> _Set task_: Search the listing below for "Intensity". Copy each matching line.

Extracts from a graphics dataset
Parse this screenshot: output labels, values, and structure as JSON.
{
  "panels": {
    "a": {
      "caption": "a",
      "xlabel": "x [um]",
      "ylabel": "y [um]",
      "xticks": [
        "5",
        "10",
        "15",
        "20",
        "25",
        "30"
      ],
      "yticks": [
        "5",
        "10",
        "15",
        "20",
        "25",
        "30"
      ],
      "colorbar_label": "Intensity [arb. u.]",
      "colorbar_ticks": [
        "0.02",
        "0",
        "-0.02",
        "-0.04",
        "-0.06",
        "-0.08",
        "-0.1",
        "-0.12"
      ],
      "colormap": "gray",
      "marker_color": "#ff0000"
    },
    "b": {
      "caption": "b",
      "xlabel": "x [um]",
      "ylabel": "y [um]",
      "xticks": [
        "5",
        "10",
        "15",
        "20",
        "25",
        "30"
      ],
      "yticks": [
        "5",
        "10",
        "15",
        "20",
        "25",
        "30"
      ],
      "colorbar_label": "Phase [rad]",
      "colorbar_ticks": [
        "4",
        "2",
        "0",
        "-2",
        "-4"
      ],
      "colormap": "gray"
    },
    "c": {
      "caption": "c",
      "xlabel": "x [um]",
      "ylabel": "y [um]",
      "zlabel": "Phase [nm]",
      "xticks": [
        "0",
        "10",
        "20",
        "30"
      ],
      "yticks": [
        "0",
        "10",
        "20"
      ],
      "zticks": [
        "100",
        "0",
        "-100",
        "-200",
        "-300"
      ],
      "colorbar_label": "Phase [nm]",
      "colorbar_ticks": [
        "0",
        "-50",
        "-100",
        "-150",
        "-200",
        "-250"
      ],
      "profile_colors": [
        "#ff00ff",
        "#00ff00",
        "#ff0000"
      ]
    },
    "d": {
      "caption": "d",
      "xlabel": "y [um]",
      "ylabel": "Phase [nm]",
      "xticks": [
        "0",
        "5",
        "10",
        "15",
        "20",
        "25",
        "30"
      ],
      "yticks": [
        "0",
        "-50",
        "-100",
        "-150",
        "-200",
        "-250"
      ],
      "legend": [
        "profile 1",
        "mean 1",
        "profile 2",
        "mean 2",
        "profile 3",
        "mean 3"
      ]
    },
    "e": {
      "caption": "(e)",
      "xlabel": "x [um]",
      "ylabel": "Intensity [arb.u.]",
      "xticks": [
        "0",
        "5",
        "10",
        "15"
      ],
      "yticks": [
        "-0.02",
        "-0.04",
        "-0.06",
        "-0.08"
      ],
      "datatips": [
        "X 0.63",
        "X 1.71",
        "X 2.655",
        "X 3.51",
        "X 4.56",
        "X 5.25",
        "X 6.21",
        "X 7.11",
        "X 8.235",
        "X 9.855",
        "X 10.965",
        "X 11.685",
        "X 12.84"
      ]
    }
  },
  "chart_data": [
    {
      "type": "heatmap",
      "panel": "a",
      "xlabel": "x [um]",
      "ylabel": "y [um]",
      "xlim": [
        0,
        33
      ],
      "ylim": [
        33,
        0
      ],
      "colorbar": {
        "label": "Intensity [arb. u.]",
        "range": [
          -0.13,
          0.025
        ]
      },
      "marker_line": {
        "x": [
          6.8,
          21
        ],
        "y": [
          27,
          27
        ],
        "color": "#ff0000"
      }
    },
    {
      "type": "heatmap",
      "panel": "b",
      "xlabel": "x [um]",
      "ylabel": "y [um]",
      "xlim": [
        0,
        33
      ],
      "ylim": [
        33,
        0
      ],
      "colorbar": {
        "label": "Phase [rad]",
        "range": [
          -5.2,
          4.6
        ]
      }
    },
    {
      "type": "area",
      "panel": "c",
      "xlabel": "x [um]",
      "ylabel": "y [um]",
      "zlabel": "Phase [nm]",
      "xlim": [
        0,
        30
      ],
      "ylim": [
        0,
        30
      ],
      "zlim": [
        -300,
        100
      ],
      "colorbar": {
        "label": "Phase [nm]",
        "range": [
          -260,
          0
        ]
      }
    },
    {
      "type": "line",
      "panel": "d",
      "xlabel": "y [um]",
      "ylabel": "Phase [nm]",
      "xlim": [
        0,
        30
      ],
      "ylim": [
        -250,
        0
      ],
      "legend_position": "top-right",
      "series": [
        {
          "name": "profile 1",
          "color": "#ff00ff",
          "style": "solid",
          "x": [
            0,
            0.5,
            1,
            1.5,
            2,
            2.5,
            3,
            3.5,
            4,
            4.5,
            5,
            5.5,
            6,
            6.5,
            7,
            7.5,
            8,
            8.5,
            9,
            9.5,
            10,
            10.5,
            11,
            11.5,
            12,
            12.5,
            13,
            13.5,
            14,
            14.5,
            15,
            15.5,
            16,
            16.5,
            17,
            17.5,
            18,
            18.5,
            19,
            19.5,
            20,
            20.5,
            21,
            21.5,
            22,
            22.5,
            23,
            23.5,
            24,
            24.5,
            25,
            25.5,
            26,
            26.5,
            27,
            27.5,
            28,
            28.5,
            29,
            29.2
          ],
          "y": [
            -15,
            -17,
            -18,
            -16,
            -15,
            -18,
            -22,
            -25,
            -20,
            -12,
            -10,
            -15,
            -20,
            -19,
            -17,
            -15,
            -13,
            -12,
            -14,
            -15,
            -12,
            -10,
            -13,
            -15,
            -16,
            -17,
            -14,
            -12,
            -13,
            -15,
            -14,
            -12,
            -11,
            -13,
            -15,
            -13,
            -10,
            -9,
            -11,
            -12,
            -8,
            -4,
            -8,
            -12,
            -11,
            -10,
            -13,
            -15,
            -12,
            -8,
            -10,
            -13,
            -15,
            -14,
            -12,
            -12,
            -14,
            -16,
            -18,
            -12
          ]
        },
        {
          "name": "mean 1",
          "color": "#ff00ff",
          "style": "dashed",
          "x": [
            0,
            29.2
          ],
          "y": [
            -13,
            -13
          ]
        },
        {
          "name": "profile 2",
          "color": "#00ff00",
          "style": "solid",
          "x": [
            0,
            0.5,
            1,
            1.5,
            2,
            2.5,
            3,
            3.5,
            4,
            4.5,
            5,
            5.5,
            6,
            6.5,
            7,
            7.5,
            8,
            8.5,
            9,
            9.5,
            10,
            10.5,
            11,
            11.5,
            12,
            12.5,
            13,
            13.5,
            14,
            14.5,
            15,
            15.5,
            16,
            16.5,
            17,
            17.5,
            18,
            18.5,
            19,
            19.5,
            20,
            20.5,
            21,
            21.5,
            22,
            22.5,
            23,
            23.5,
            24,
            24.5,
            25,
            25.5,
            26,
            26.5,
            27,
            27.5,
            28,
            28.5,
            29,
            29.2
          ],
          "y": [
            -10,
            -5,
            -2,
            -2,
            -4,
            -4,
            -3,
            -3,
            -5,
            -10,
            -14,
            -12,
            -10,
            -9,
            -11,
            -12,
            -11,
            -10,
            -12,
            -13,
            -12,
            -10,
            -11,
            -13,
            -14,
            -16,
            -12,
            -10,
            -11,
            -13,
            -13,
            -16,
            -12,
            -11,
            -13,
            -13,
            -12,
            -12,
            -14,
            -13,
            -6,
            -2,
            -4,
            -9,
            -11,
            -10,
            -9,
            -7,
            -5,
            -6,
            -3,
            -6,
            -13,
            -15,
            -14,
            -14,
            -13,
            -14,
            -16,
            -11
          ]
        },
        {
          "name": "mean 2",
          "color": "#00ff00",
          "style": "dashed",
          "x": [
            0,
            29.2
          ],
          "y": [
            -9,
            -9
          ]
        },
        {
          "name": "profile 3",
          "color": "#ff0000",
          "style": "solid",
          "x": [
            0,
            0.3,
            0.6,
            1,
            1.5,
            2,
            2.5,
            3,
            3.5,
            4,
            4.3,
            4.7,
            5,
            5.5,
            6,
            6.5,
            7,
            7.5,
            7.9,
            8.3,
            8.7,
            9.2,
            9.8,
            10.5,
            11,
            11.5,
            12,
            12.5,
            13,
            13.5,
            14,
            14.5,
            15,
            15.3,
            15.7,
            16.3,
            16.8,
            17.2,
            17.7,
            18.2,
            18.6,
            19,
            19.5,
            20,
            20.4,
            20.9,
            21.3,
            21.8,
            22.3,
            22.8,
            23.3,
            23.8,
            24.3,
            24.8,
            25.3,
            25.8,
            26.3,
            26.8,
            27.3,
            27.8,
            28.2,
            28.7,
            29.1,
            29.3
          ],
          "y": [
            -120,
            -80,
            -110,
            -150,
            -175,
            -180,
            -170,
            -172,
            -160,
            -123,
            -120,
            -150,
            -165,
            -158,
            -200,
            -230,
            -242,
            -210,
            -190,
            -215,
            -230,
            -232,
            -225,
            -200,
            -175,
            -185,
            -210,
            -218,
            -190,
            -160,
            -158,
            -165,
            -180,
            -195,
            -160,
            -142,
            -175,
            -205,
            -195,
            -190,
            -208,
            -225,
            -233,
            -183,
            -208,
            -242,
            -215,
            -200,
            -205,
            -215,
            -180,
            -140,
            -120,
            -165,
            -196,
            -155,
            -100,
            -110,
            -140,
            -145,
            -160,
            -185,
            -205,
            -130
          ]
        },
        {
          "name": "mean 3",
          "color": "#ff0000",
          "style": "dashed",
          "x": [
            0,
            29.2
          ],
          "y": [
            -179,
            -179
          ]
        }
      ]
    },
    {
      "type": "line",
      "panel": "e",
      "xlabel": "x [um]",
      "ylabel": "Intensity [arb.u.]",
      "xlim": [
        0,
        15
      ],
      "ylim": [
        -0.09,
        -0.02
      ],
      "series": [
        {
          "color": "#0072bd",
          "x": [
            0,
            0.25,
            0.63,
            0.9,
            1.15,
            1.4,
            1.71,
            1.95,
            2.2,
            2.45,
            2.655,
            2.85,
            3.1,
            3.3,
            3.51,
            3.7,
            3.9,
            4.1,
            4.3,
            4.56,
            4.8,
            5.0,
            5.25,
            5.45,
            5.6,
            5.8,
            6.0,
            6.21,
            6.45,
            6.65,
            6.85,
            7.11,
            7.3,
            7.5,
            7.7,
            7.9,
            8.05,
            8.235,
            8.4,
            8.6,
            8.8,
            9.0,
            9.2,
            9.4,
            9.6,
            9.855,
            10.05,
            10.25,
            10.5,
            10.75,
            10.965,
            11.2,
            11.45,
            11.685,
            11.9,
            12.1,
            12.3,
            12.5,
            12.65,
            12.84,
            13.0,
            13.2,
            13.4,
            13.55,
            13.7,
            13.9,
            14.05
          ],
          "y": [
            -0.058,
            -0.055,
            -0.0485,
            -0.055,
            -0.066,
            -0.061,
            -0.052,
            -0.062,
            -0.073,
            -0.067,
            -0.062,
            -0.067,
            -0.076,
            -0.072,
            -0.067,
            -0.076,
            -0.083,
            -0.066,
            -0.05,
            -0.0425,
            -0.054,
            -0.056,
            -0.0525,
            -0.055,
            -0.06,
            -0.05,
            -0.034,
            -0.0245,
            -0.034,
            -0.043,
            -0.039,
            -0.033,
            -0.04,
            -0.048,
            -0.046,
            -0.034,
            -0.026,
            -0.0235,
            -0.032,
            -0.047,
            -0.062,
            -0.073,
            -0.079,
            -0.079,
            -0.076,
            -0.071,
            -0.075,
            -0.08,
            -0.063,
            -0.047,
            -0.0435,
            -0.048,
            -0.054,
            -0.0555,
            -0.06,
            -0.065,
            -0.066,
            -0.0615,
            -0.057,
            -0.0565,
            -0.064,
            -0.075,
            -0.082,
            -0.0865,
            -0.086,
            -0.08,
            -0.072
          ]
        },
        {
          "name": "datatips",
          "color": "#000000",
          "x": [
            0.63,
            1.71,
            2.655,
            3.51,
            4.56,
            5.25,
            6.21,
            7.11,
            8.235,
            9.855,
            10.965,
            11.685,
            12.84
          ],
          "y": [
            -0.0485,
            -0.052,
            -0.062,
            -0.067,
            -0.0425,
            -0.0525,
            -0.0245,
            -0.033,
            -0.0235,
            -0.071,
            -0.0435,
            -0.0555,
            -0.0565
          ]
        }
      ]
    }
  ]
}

> _Task result_:
      "colorbar_label": "Intensity [arb. u.]",
      "ylabel": "Intensity [arb.u.]",
        "label": "Intensity [arb. u.]",
      "ylabel": "Intensity [arb.u.]",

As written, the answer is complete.